- SET TASK -
Exactly as written, retype the listing below, omitting the pictures.

- EXTRACTED DATA -
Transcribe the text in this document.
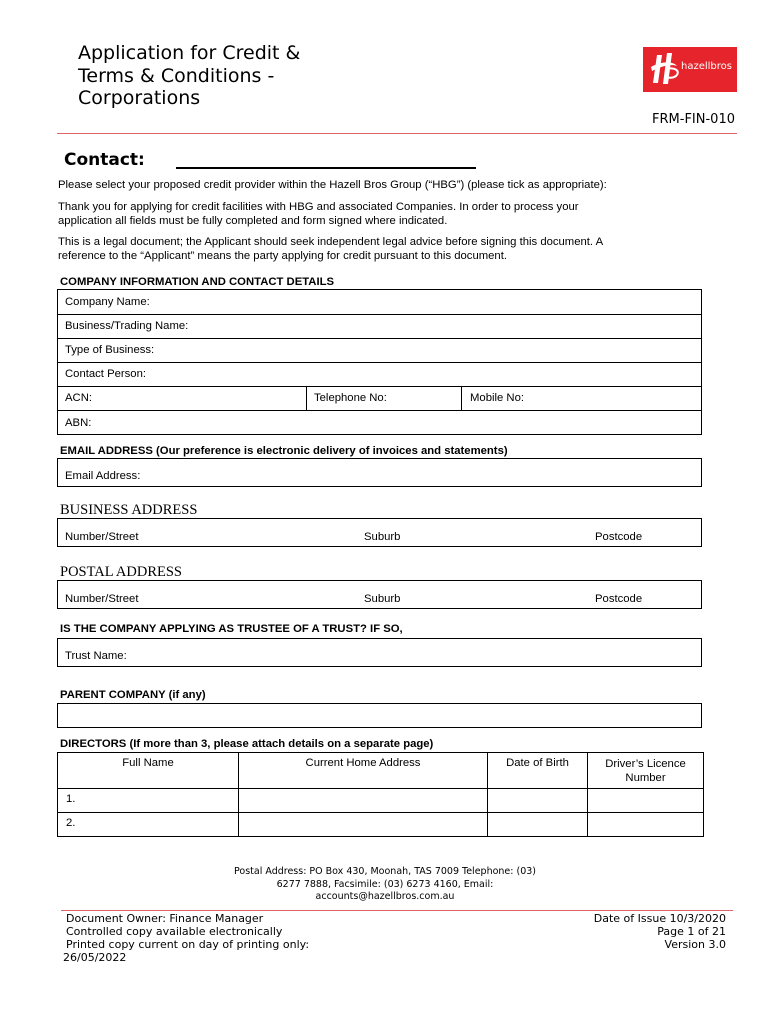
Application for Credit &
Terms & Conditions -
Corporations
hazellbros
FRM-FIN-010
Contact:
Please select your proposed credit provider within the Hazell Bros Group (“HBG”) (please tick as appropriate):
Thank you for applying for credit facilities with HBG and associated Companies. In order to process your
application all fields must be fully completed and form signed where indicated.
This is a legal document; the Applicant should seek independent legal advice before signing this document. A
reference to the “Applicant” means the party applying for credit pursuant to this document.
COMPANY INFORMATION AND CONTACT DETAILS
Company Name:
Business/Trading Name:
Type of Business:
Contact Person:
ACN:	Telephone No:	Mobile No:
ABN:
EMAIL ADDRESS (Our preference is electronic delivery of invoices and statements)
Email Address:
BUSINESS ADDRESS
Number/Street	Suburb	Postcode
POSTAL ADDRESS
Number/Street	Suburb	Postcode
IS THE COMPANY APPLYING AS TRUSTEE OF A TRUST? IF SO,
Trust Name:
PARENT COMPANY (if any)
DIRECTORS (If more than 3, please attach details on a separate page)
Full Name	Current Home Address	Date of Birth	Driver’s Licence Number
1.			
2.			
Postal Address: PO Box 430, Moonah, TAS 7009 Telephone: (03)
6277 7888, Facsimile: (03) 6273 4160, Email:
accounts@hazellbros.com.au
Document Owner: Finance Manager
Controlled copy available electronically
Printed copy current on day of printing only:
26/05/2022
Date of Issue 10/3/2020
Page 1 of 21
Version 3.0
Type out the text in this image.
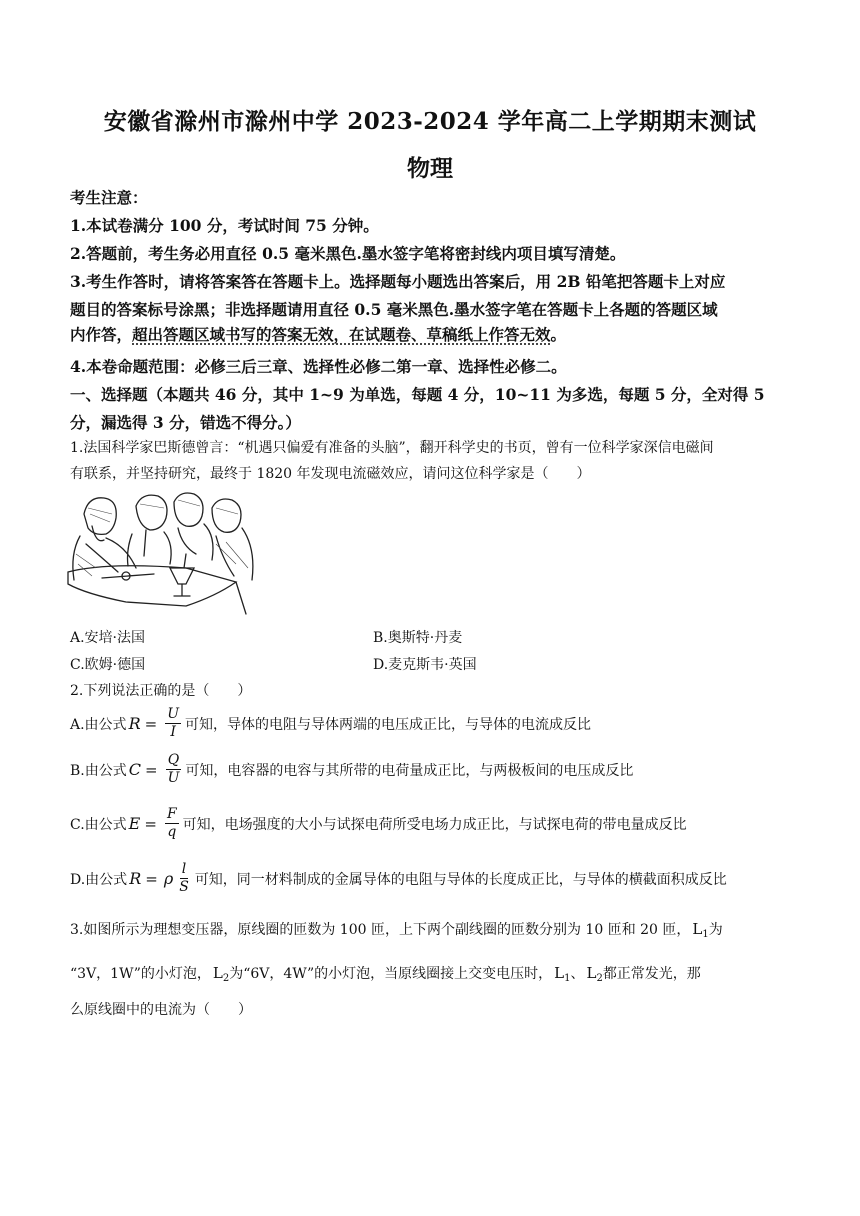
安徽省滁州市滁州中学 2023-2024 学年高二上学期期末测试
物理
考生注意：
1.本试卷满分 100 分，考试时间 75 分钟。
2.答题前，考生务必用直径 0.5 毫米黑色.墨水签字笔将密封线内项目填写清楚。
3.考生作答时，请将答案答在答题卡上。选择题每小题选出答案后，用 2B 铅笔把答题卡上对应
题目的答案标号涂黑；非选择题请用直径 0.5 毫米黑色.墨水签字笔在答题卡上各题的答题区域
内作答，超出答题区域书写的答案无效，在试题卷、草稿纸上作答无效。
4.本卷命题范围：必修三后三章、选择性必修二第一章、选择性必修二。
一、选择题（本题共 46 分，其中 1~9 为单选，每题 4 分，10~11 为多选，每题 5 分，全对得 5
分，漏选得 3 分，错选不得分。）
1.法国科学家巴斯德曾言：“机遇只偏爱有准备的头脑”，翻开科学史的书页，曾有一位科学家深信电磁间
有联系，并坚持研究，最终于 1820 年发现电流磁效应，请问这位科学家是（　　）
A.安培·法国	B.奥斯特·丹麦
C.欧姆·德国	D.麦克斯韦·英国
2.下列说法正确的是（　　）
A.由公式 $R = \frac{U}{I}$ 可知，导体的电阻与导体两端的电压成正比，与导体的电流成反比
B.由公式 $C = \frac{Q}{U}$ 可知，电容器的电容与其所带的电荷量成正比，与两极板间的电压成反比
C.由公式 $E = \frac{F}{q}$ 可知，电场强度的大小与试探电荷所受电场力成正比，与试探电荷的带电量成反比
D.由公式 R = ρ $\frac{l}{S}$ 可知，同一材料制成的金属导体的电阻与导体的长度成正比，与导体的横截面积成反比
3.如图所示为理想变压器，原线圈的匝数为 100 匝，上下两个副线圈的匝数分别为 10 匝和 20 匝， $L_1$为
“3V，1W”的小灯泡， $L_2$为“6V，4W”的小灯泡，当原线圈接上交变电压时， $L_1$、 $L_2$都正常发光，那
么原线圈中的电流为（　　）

- TASK OUTPUT -
Transcribe the text in this document.
Application for Credit &
Terms & Conditions -
Corporations
hazellbros
FRM-FIN-010
Contact:
Please select your proposed credit provider within the Hazell Bros Group (“HBG”) (please tick as appropriate):
Thank you for applying for credit facilities with HBG and associated Companies. In order to process your
application all fields must be fully completed and form signed where indicated.
This is a legal document; the Applicant should seek independent legal advice before signing this document. A
reference to the “Applicant” means the party applying for credit pursuant to this document.
COMPANY INFORMATION AND CONTACT DETAILS
Company Name:
Business/Trading Name:
Type of Business:
Contact Person:
ACN:	Telephone No:	Mobile No:
ABN:
EMAIL ADDRESS (Our preference is electronic delivery of invoices and statements)
Email Address:
BUSINESS ADDRESS
Number/Street	Suburb	Postcode
POSTAL ADDRESS
Number/Street	Suburb	Postcode
IS THE COMPANY APPLYING AS TRUSTEE OF A TRUST? IF SO,
Trust Name:
PARENT COMPANY (if any)
DIRECTORS (If more than 3, please attach details on a separate page)
Full Name	Current Home Address	Date of Birth	Driver’s Licence Number
1.			
2.			
Postal Address: PO Box 430, Moonah, TAS 7009 Telephone: (03)
6277 7888, Facsimile: (03) 6273 4160, Email:
accounts@hazellbros.com.au
Document Owner: Finance Manager
Controlled copy available electronically
Printed copy current on day of printing only:
26/05/2022
Date of Issue 10/3/2020
Page 1 of 21
Version 3.0
Type out the text in this image.
安徽省滁州市滁州中学 2023-2024 学年高二上学期期末测试
物理
考生注意：
1.本试卷满分 100 分，考试时间 75 分钟。
2.答题前，考生务必用直径 0.5 毫米黑色.墨水签字笔将密封线内项目填写清楚。
3.考生作答时，请将答案答在答题卡上。选择题每小题选出答案后，用 2B 铅笔把答题卡上对应
题目的答案标号涂黑；非选择题请用直径 0.5 毫米黑色.墨水签字笔在答题卡上各题的答题区域
内作答，超出答题区域书写的答案无效，在试题卷、草稿纸上作答无效。
4.本卷命题范围：必修三后三章、选择性必修二第一章、选择性必修二。
一、选择题（本题共 46 分，其中 1~9 为单选，每题 4 分，10~11 为多选，每题 5 分，全对得 5
分，漏选得 3 分，错选不得分。）
1.法国科学家巴斯德曾言：“机遇只偏爱有准备的头脑”，翻开科学史的书页，曾有一位科学家深信电磁间
有联系，并坚持研究，最终于 1820 年发现电流磁效应，请问这位科学家是（　　）
A.安培·法国	B.奥斯特·丹麦
C.欧姆·德国	D.麦克斯韦·英国
2.下列说法正确的是（　　）
A.由公式 $R = \frac{U}{I}$ 可知，导体的电阻与导体两端的电压成正比，与导体的电流成反比
B.由公式 $C = \frac{Q}{U}$ 可知，电容器的电容与其所带的电荷量成正比，与两极板间的电压成反比
C.由公式 $E = \frac{F}{q}$ 可知，电场强度的大小与试探电荷所受电场力成正比，与试探电荷的带电量成反比
D.由公式 R = ρ $\frac{l}{S}$ 可知，同一材料制成的金属导体的电阻与导体的长度成正比，与导体的横截面积成反比
3.如图所示为理想变压器，原线圈的匝数为 100 匝，上下两个副线圈的匝数分别为 10 匝和 20 匝， $L_1$为
“3V，1W”的小灯泡， $L_2$为“6V，4W”的小灯泡，当原线圈接上交变电压时， $L_1$、 $L_2$都正常发光，那
么原线圈中的电流为（　　）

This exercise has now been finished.